----- Dataset rows

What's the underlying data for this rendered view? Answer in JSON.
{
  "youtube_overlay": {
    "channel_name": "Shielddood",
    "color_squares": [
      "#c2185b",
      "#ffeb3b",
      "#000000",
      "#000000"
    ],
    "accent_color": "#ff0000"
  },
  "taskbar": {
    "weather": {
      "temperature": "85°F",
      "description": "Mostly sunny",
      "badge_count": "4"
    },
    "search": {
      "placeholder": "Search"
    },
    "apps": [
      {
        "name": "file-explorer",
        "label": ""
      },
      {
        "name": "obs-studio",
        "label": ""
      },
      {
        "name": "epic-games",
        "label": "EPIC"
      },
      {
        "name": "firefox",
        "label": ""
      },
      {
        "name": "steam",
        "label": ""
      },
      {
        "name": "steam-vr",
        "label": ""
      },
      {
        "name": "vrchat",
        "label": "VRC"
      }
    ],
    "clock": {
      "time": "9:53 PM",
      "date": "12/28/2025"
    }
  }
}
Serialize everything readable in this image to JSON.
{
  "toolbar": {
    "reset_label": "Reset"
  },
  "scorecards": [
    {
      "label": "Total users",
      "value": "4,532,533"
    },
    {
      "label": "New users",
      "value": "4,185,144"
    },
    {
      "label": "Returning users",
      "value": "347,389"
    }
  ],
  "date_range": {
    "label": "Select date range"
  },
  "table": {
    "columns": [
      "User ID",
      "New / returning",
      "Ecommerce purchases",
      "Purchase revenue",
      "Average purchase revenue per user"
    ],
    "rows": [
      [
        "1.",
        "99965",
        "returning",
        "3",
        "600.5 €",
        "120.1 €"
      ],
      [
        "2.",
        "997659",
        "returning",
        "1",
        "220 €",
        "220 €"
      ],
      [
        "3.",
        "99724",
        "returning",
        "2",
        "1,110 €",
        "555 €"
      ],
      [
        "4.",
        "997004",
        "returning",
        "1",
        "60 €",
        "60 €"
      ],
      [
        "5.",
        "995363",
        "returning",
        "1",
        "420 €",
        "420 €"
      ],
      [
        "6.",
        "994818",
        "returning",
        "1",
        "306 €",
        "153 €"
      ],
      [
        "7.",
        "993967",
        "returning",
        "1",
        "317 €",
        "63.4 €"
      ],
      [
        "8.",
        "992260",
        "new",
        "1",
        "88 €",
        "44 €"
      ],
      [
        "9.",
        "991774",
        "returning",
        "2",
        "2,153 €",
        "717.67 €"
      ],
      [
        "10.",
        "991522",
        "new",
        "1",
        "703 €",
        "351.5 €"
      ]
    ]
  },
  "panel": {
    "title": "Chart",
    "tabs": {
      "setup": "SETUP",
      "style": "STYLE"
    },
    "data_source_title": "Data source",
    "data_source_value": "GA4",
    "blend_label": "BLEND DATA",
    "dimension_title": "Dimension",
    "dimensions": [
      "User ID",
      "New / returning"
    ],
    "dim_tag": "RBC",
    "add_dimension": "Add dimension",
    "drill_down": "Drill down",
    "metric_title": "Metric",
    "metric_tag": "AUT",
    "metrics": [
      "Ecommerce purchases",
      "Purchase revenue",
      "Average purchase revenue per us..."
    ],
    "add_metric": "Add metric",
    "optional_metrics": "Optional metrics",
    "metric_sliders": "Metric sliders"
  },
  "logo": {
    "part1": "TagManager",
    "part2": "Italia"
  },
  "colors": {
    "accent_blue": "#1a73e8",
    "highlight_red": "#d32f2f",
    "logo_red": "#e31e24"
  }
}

----------

_What this task involves_
From the listing above, pick out every line containing "JSON".

_Expected answer_
What's the underlying data for this rendered view? Answer in JSON.
Serialize everything readable in this image to JSON.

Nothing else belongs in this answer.